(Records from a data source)
====
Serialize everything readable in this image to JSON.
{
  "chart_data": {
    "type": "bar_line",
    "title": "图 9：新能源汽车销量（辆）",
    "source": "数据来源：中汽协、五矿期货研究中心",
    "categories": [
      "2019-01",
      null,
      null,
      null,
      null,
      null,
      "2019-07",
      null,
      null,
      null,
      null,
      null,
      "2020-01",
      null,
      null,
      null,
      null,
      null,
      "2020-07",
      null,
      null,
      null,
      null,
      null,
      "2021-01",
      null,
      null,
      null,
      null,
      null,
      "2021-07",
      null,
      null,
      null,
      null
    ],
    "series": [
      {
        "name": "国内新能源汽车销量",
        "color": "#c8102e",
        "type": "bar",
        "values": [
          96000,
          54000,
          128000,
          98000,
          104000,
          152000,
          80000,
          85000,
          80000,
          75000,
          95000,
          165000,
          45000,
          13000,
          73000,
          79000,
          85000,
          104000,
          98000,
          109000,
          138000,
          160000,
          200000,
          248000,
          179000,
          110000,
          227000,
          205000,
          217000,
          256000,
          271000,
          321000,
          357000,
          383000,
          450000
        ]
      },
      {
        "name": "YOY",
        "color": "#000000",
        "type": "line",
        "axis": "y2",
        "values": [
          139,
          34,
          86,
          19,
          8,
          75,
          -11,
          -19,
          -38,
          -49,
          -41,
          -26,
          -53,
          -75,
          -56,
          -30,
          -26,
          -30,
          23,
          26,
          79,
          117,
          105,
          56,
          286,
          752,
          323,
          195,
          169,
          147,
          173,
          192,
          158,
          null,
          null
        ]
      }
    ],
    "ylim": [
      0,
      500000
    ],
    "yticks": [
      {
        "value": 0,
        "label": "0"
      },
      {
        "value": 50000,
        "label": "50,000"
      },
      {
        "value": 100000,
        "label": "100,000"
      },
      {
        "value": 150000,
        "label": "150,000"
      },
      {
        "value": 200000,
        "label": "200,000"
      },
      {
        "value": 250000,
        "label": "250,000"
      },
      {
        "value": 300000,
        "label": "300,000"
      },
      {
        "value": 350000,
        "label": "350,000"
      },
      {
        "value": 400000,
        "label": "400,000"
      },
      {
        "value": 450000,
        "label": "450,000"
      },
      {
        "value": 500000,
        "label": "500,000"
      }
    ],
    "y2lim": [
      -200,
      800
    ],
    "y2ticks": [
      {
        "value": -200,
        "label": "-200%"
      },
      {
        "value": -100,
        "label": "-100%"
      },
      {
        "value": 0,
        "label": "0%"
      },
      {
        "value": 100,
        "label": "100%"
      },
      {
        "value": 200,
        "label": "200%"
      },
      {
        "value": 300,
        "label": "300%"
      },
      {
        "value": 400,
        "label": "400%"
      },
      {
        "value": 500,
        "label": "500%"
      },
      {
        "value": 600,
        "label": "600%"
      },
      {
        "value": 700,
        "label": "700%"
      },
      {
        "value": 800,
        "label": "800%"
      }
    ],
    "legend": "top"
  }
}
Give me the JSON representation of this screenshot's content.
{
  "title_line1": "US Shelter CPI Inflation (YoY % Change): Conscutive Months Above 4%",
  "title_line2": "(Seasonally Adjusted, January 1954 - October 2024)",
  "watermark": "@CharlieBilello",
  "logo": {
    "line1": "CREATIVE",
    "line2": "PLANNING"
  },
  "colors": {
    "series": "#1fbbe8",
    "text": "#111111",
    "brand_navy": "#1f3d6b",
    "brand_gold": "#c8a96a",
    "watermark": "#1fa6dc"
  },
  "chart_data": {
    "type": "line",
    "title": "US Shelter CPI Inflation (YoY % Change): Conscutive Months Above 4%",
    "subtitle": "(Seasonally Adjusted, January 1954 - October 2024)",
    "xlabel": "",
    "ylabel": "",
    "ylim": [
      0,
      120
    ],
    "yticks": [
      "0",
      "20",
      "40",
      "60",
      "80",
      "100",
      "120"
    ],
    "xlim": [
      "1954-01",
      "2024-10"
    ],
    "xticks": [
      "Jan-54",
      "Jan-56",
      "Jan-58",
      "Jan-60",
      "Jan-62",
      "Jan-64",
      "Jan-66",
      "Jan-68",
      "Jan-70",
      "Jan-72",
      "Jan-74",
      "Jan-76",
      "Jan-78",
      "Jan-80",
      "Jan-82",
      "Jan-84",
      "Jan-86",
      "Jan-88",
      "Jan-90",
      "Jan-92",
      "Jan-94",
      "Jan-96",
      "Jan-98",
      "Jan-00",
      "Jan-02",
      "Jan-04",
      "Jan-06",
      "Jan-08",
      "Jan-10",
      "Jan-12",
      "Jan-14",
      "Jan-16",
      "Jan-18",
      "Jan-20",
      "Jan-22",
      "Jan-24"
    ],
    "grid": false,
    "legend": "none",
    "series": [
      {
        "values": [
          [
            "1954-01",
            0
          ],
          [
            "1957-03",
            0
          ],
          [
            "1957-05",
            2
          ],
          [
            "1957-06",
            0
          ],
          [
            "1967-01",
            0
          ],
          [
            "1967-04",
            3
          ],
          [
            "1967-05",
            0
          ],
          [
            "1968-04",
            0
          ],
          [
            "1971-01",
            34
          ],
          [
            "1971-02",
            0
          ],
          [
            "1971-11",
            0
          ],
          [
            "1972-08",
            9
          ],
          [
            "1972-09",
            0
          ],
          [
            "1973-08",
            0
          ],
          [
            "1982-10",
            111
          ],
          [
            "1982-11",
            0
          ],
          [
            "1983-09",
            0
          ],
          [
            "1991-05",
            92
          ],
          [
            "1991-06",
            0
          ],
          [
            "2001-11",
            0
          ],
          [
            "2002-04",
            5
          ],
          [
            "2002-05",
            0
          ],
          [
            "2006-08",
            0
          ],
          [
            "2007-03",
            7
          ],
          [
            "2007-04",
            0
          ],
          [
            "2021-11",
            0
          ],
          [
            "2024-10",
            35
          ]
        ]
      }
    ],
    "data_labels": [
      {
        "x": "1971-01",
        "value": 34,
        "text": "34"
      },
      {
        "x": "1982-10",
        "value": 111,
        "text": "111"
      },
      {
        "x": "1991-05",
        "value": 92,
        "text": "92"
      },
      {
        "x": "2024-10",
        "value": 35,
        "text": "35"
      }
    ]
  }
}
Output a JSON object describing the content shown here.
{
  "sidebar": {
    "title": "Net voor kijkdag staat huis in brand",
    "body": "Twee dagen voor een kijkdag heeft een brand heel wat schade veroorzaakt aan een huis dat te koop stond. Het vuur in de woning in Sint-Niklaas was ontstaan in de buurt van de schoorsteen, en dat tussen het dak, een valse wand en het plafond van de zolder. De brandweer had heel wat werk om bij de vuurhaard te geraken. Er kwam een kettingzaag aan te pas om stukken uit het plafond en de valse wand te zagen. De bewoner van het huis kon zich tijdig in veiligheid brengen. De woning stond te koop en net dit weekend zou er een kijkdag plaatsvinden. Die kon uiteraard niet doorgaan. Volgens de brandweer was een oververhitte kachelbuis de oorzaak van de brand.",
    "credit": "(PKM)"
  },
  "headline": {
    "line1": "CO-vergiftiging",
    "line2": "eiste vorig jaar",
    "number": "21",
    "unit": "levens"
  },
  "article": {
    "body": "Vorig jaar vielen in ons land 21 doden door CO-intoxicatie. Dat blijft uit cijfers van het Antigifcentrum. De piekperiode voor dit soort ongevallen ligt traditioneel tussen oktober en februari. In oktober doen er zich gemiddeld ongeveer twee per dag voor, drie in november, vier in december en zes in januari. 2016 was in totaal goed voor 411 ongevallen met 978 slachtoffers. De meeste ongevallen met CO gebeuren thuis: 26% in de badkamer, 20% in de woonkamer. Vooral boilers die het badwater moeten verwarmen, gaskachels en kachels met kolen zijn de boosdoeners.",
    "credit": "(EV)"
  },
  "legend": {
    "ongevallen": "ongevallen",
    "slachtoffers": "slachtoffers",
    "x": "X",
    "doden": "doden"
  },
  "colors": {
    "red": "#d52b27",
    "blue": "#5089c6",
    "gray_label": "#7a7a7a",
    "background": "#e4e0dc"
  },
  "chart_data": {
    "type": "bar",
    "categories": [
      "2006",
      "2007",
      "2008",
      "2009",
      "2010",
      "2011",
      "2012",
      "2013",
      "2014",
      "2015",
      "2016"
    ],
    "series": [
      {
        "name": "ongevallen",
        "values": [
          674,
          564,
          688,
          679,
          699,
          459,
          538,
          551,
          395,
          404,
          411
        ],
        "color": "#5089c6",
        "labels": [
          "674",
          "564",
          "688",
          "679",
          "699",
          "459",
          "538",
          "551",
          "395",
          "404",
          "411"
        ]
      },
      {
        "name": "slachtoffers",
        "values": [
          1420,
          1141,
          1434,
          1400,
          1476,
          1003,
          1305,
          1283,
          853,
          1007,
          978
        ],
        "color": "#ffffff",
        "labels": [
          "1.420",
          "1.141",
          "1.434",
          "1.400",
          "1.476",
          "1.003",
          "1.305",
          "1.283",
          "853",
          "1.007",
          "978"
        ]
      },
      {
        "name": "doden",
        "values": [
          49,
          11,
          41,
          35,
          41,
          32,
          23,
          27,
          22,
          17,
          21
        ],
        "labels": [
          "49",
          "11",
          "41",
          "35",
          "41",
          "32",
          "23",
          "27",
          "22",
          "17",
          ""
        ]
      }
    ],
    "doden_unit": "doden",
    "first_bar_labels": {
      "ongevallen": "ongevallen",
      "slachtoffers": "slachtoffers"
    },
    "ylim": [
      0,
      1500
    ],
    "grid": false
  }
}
====
=== WRITTEN PROBLEM ===
Pull out every line of the entries that includes the word "text".

=== CORRECT RESPONSE ===
    "text": "#111111",
        "text": "34"
        "text": "111"
        "text": "92"
        "text": "35"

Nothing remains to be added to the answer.